REQUIRED WORK
Report how many lines hold the word "πρωτόπλασμα"; give nothing but the number.

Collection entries
[Start]

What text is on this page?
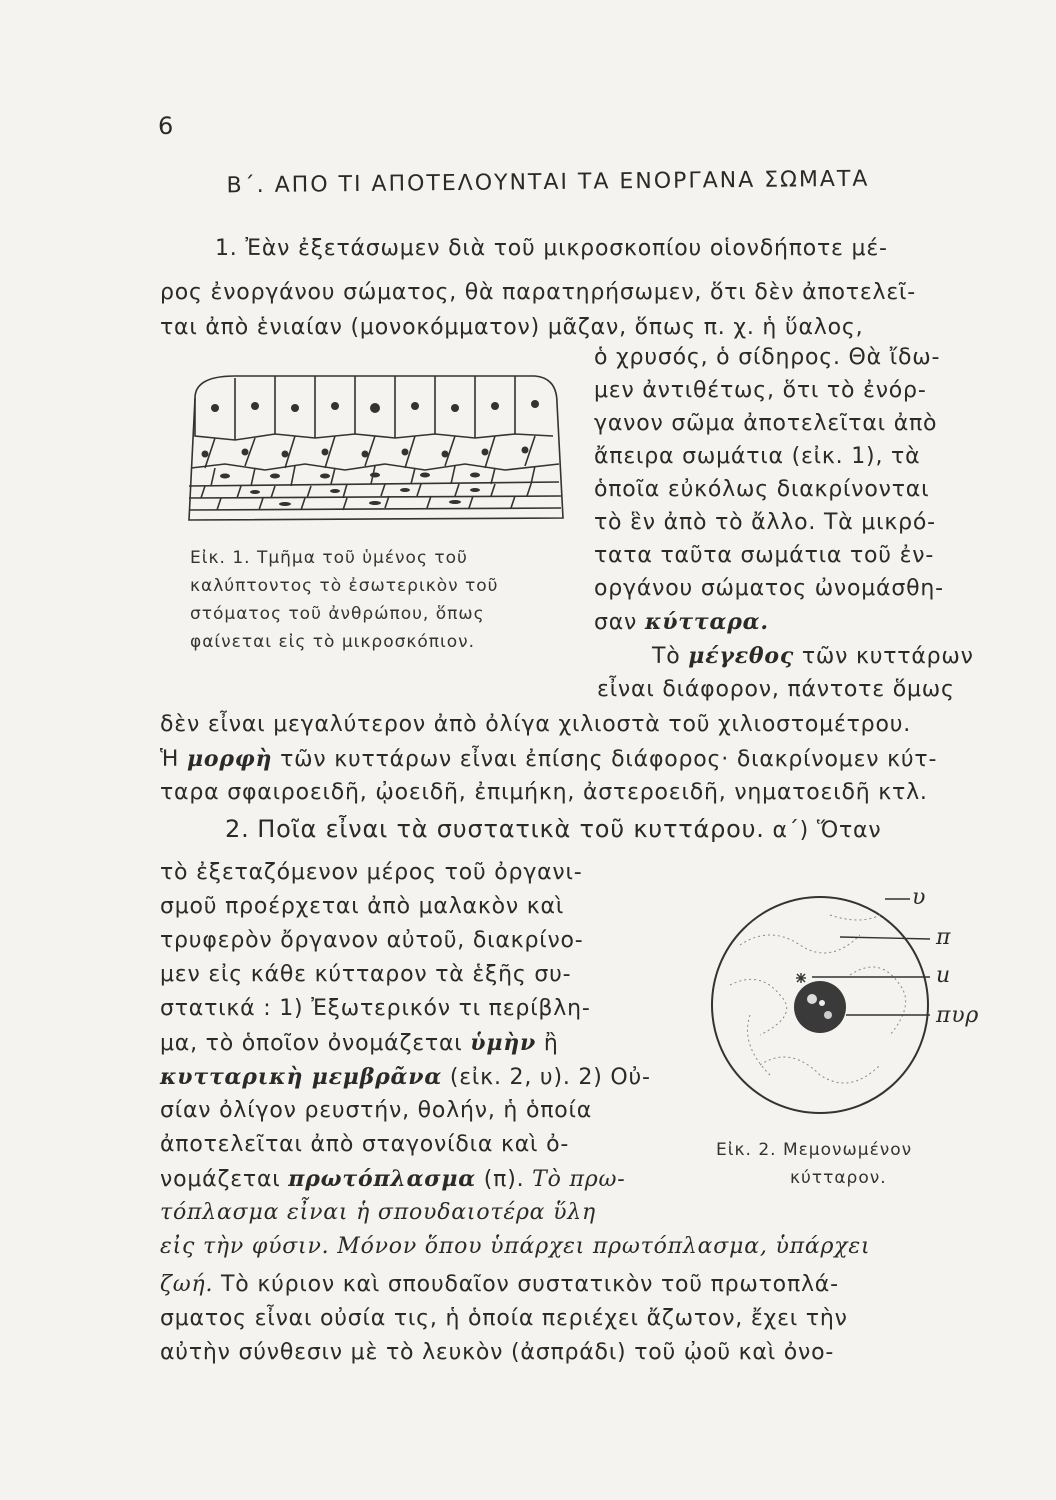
6
Β΄. ΑΠΟ ΤΙ ΑΠΟΤΕΛΟΥΝΤΑΙ ΤΑ ΕΝΟΡΓΑΝΑ ΣΩΜΑΤΑ
1. Ἐὰν ἐξετάσωμεν διὰ τοῦ μικροσκοπίου οἱονδήποτε μέ-
ρος ἐνοργάνου σώματος, θὰ παρατηρήσωμεν, ὅτι δὲν ἀποτελεῖ-
ται ἀπὸ ἑνιαίαν (μονοκόμματον) μᾶζαν, ὅπως π. χ. ἡ ὕαλος,
ὁ χρυσός, ὁ σίδηρος. Θὰ ἴδω-
μεν ἀντιθέτως, ὅτι τὸ ἐνόρ-
γανον σῶμα ἀποτελεῖται ἀπὸ
ἄπειρα σωμάτια (εἰκ. 1), τὰ
ὁποῖα εὐκόλως διακρίνονται
τὸ ἓν ἀπὸ τὸ ἄλλο. Τὰ μικρό-
τατα ταῦτα σωμάτια τοῦ ἐν-
οργάνου σώματος ὠνομάσθη-
σαν κύτταρα.
Τὸ μέγεθος τῶν κυττάρων
εἶναι διάφορον, πάντοτε ὅμως
δὲν εἶναι μεγαλύτερον ἀπὸ ὀλίγα χιλιοστὰ τοῦ χιλιοστομέτρου.
Ἡ μορφὴ τῶν κυττάρων εἶναι ἐπίσης διάφορος· διακρίνομεν κύτ-
ταρα σφαιροειδῆ, ᾠοειδῆ, ἐπιμήκη, ἀστεροειδῆ, νηματοειδῆ κτλ.
2. Ποῖα εἶναι τὰ συστατικὰ τοῦ κυττάρου. α΄) Ὅταν
τὸ ἐξεταζόμενον μέρος τοῦ ὀργανι-
σμοῦ προέρχεται ἀπὸ μαλακὸν καὶ
τρυφερὸν ὄργανον αὐτοῦ, διακρίνο-
μεν εἰς κάθε κύτταρον τὰ ἑξῆς συ-
στατικά : 1) Ἐξωτερικόν τι περίβλη-
μα, τὸ ὁποῖον ὀνομάζεται ὑμὴν ἢ
κυτταρικὴ μεμβρᾶνα (εἰκ. 2, υ). 2) Οὐ-
σίαν ὀλίγον ρευστήν, θολήν, ἡ ὁποία
ἀποτελεῖται ἀπὸ σταγονίδια καὶ ὀ-
νομάζεται πρωτόπλασμα (π). Τὸ πρω-
τόπλασμα εἶναι ἡ σπουδαιοτέρα ὕλη
εἰς τὴν φύσιν. Μόνον ὅπου ὑπάρχει πρωτόπλασμα, ὑπάρχει
ζωή. Τὸ κύριον καὶ σπουδαῖον συστατικὸν τοῦ πρωτοπλά-
σματος εἶναι οὐσία τις, ἡ ὁποία περιέχει ἄζωτον, ἔχει τὴν
αὐτὴν σύνθεσιν μὲ τὸ λευκὸν (ἀσπράδι) τοῦ ᾠοῦ καὶ ὀνο-
Εἰκ. 1. Τμῆμα τοῦ ὑμένος τοῦ
καλύπτοντος τὸ ἐσωτερικὸν τοῦ
στόματος τοῦ ἀνθρώπου, ὅπως
φαίνεται εἰς τὸ μικροσκόπιον.
υ
π
u
πυρ
Εἰκ. 2. Μεμονωμένον
κύτταρον.
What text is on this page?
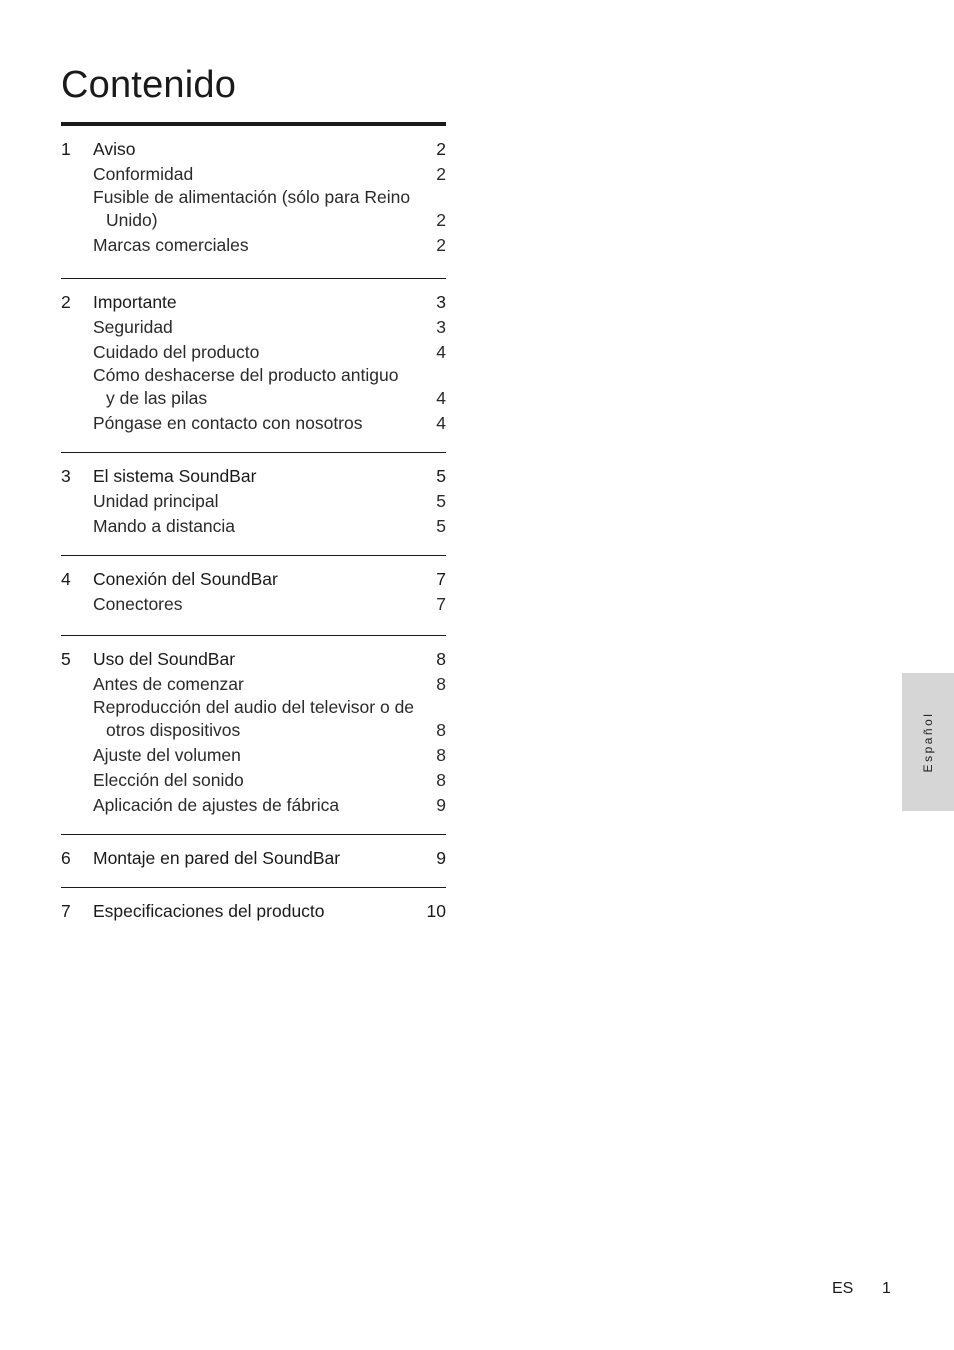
Contenido
1 Aviso	2
Conformidad	2
Fusible de alimentación (sólo para Reino
Unido)	2
Marcas comerciales	2
2 Importante	3
Seguridad	3
Cuidado del producto	4
Cómo deshacerse del producto antiguo
y de las pilas	4
Póngase en contacto con nosotros	4
3 El sistema SoundBar	5
Unidad principal	5
Mando a distancia	5
4 Conexión del SoundBar	7
Conectores	7
5 Uso del SoundBar	8
Antes de comenzar	8
Reproducción del audio del televisor o de
otros dispositivos	8
Ajuste del volumen	8
Elección del sonido	8
Aplicación de ajustes de fábrica	9
6 Montaje en pared del SoundBar	9
7 Especificaciones del producto	10
Español
ES 1
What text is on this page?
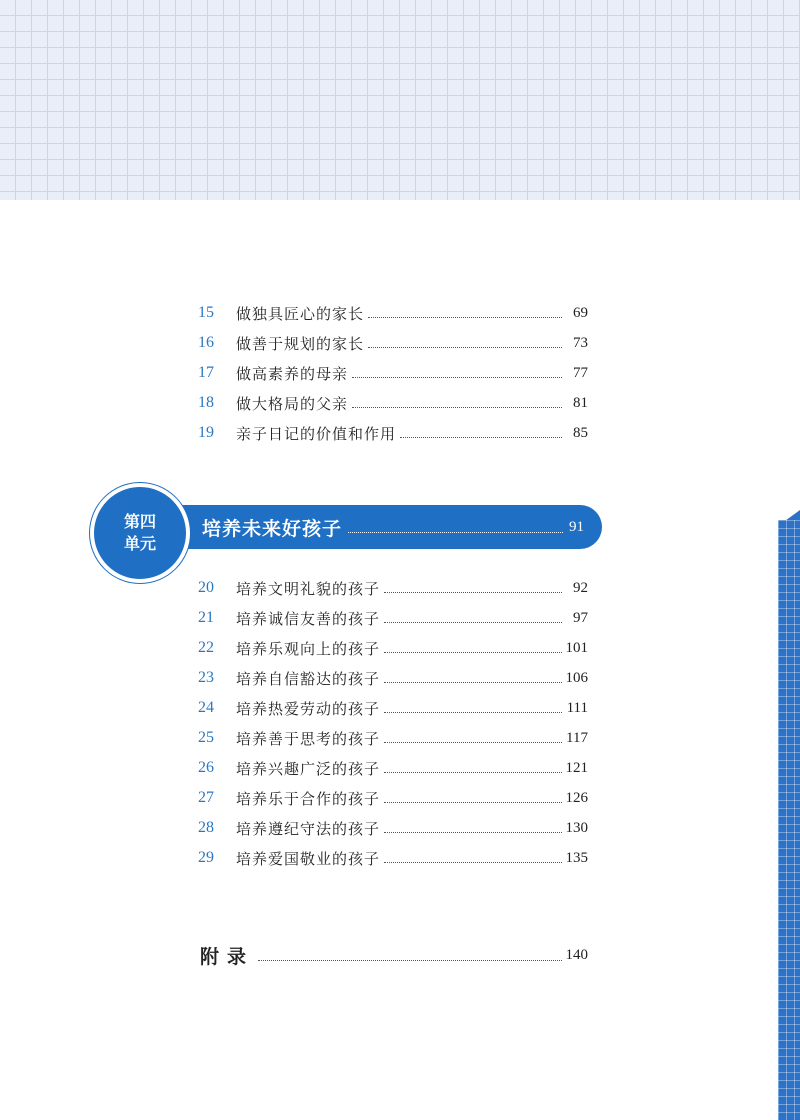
15	做独具匠心的家长	69
16	做善于规划的家长	73
17	做高素养的母亲	77
18	做大格局的父亲	81
19	亲子日记的价值和作用	85
培养未来好孩子	91
第四
单元
20	培养文明礼貌的孩子	92
21	培养诚信友善的孩子	97
22	培养乐观向上的孩子	101
23	培养自信豁达的孩子	106
24	培养热爱劳动的孩子	111
25	培养善于思考的孩子	117
26	培养兴趣广泛的孩子	121
27	培养乐于合作的孩子	126
28	培养遵纪守法的孩子	130
29	培养爱国敬业的孩子	135
附录	140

[End]

EXERCISE RESULT
2